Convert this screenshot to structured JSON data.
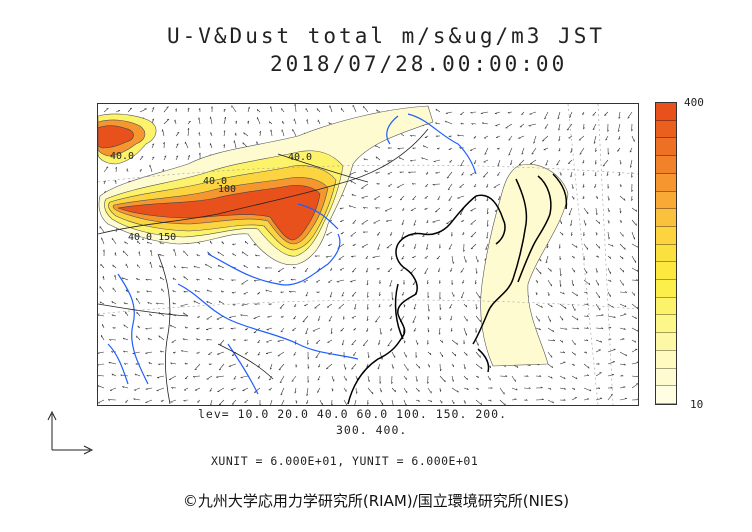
{
  "title": {
    "line1": "U-V&Dust total m/s&ug/m3 JST",
    "line2": "2018/07/28.00:00:00"
  },
  "map": {
    "region": "East Asia",
    "overlay": "surface wind vectors and dust total concentration",
    "contour_labels": [
      "40.0",
      "40.0",
      "40.0",
      "100",
      "40.0 150"
    ]
  },
  "colorbar": {
    "max_label": "400",
    "min_label": "10",
    "colors": [
      "#e8511c",
      "#ea5f1e",
      "#ee7024",
      "#f2822a",
      "#f5962f",
      "#f8a936",
      "#fac23c",
      "#fbd43f",
      "#fbe13f",
      "#fce83f",
      "#fcef4c",
      "#fdf36a",
      "#fdf689",
      "#fdf8a6",
      "#fefac0",
      "#fefbd0",
      "#fffde2"
    ]
  },
  "legend": {
    "levels_line1": "lev= 10.0 20.0 40.0 60.0 100. 150. 200.",
    "levels_line2": "300. 400.",
    "units": "XUNIT = 6.000E+01, YUNIT = 6.000E+01"
  },
  "credit": "©九州大学応用力学研究所(RIAM)/国立環境研究所(NIES)"
}
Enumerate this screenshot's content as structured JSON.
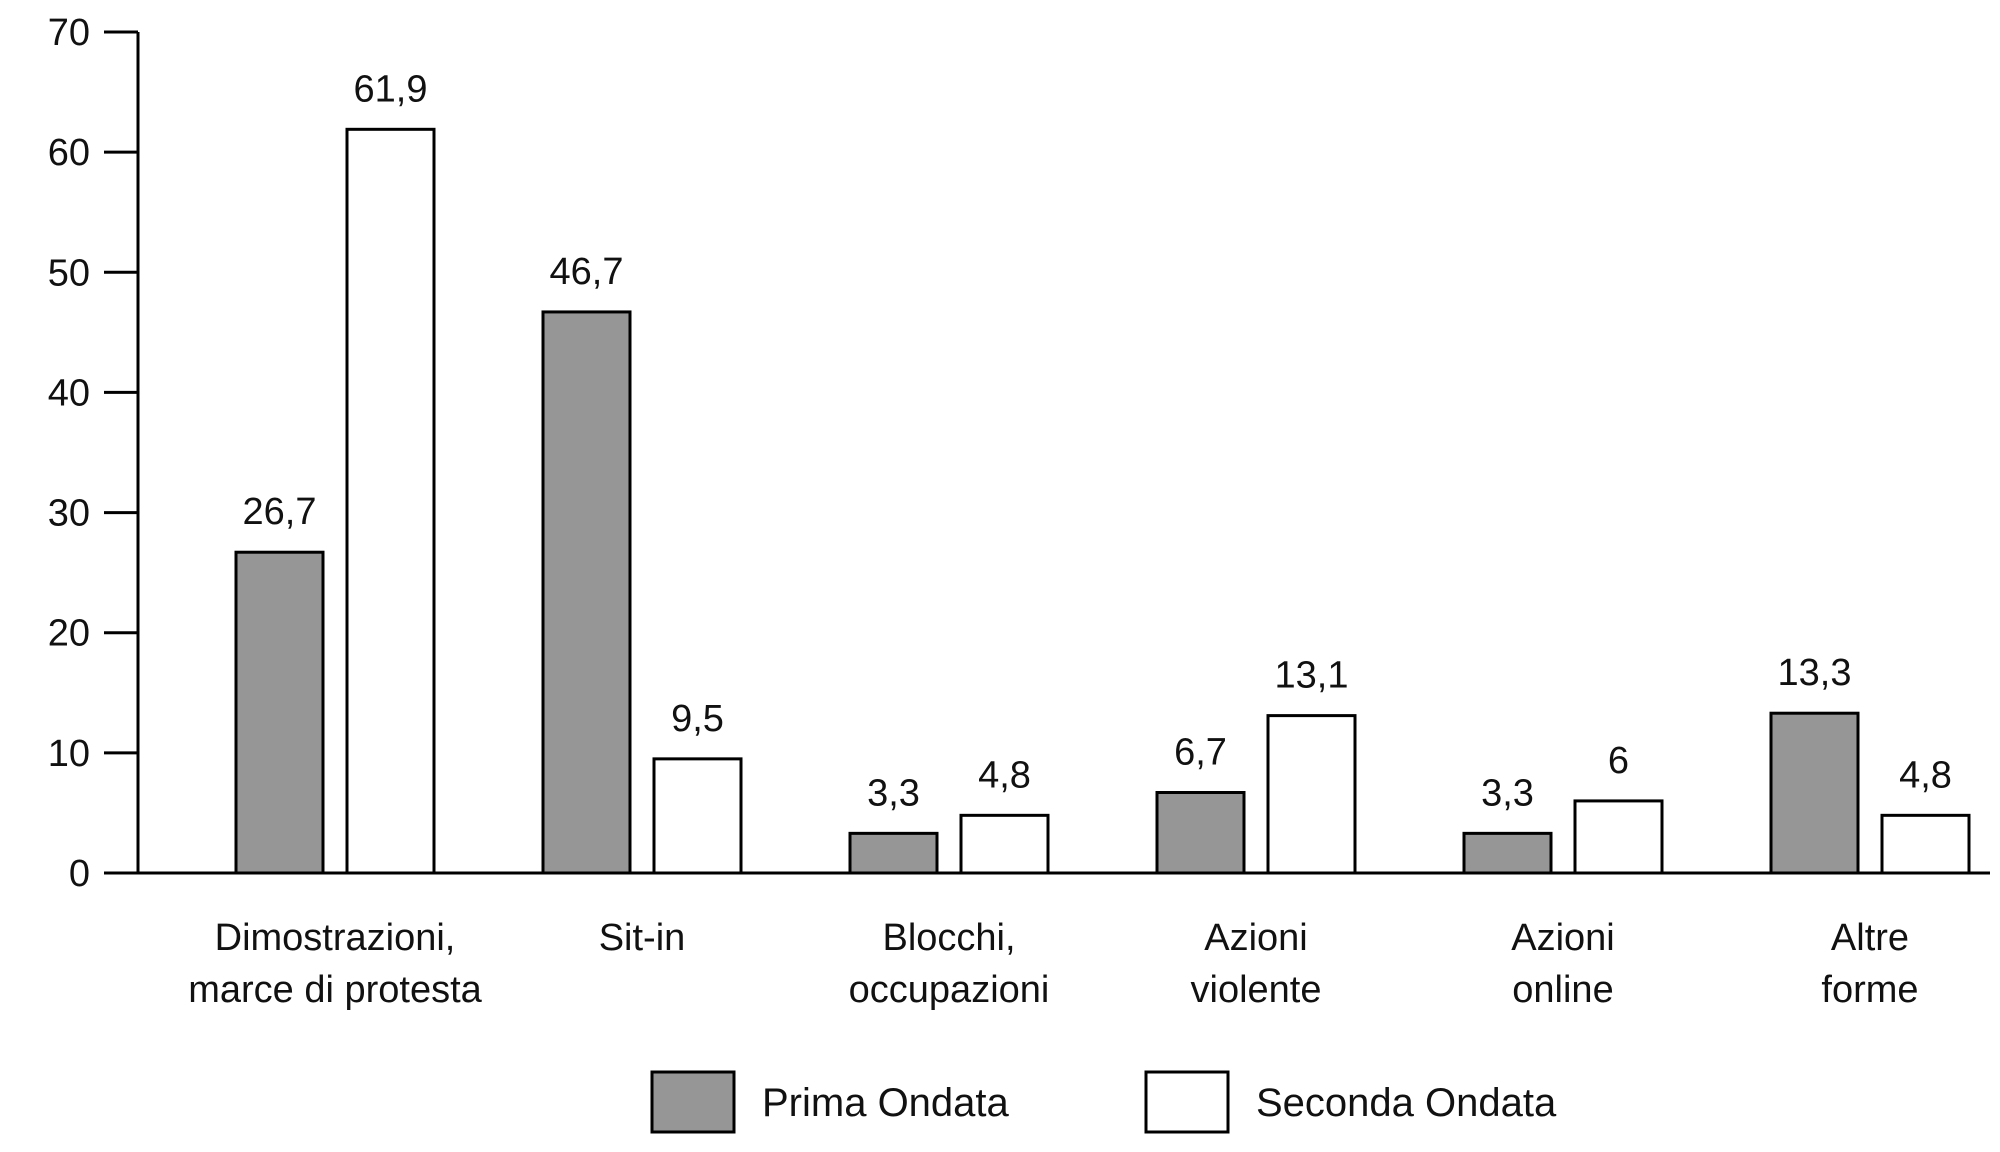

════════════════

* **Instruction**: Exact duplication of all the records is required; pictures are omitted from the copy.

* **Correct output**:
Convert this screenshot to structured JSON data.
{
  "title": {
    "line1": "U-V&Dust total m/s&ug/m3 JST",
    "line2": "2018/07/28.00:00:00"
  },
  "map": {
    "region": "East Asia",
    "overlay": "surface wind vectors and dust total concentration",
    "contour_labels": [
      "40.0",
      "40.0",
      "40.0",
      "100",
      "40.0 150"
    ]
  },
  "colorbar": {
    "max_label": "400",
    "min_label": "10",
    "colors": [
      "#e8511c",
      "#ea5f1e",
      "#ee7024",
      "#f2822a",
      "#f5962f",
      "#f8a936",
      "#fac23c",
      "#fbd43f",
      "#fbe13f",
      "#fce83f",
      "#fcef4c",
      "#fdf36a",
      "#fdf689",
      "#fdf8a6",
      "#fefac0",
      "#fefbd0",
      "#fffde2"
    ]
  },
  "legend": {
    "levels_line1": "lev= 10.0 20.0 40.0 60.0 100. 150. 200.",
    "levels_line2": "300. 400.",
    "units": "XUNIT = 6.000E+01, YUNIT = 6.000E+01"
  },
  "credit": "©九州大学応用力学研究所(RIAM)/国立環境研究所(NIES)"
}
Enumerate this screenshot's content as structured JSON.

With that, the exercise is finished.